- [TO DO] Below are the entries; count the lines in them that contain the word "foydalanishni" and give only the number.

- [GIVEN DATA]
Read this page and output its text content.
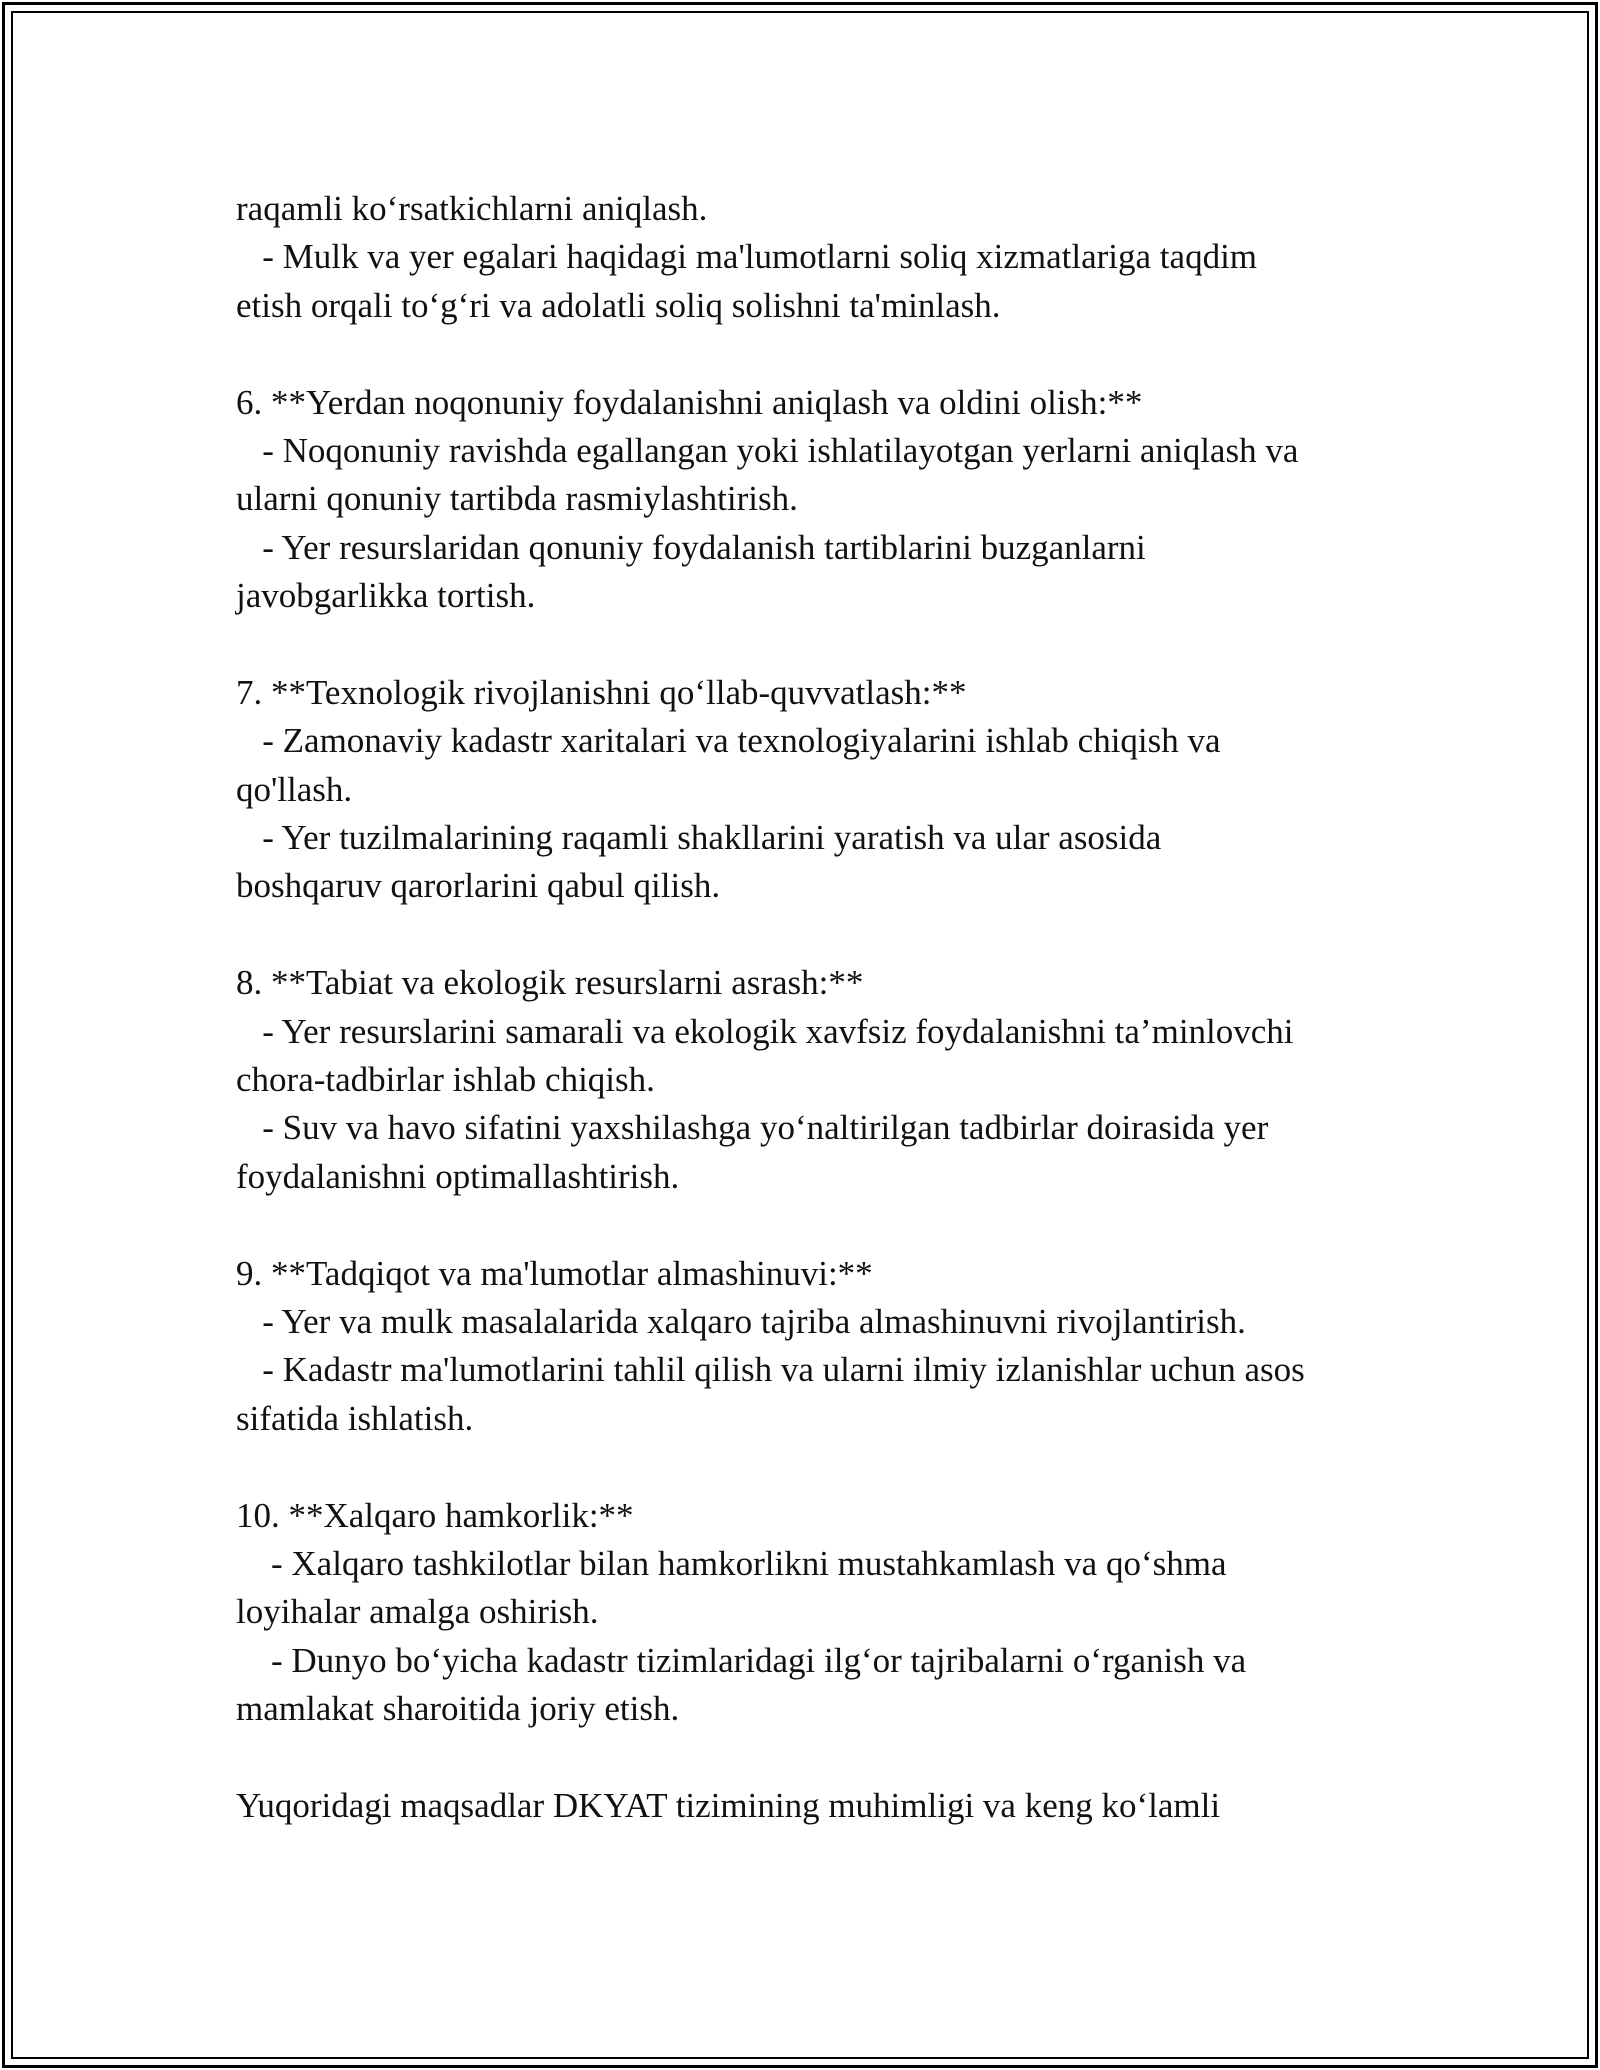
raqamli ko‘rsatkichlarni aniqlash.
- Mulk va yer egalari haqidagi ma'lumotlarni soliq xizmatlariga taqdim
etish orqali to‘g‘ri va adolatli soliq solishni ta'minlash.
6. **Yerdan noqonuniy foydalanishni aniqlash va oldini olish:**
- Noqonuniy ravishda egallangan yoki ishlatilayotgan yerlarni aniqlash va
ularni qonuniy tartibda rasmiylashtirish.
- Yer resurslaridan qonuniy foydalanish tartiblarini buzganlarni
javobgarlikka tortish.
7. **Texnologik rivojlanishni qo‘llab-quvvatlash:**
- Zamonaviy kadastr xaritalari va texnologiyalarini ishlab chiqish va
qo'llash.
- Yer tuzilmalarining raqamli shakllarini yaratish va ular asosida
boshqaruv qarorlarini qabul qilish.
8. **Tabiat va ekologik resurslarni asrash:**
- Yer resurslarini samarali va ekologik xavfsiz foydalanishni ta’minlovchi
chora-tadbirlar ishlab chiqish.
- Suv va havo sifatini yaxshilashga yo‘naltirilgan tadbirlar doirasida yer
foydalanishni optimallashtirish.
9. **Tadqiqot va ma'lumotlar almashinuvi:**
- Yer va mulk masalalarida xalqaro tajriba almashinuvni rivojlantirish.
- Kadastr ma'lumotlarini tahlil qilish va ularni ilmiy izlanishlar uchun asos
sifatida ishlatish.
10. **Xalqaro hamkorlik:**
- Xalqaro tashkilotlar bilan hamkorlikni mustahkamlash va qo‘shma
loyihalar amalga oshirish.
- Dunyo bo‘yicha kadastr tizimlaridagi ilg‘or tajribalarni o‘rganish va
mamlakat sharoitida joriy etish.
Yuqoridagi maqsadlar DKYAT tizimining muhimligi va keng ko‘lamli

- [OUTPUT OF THE TASK] 3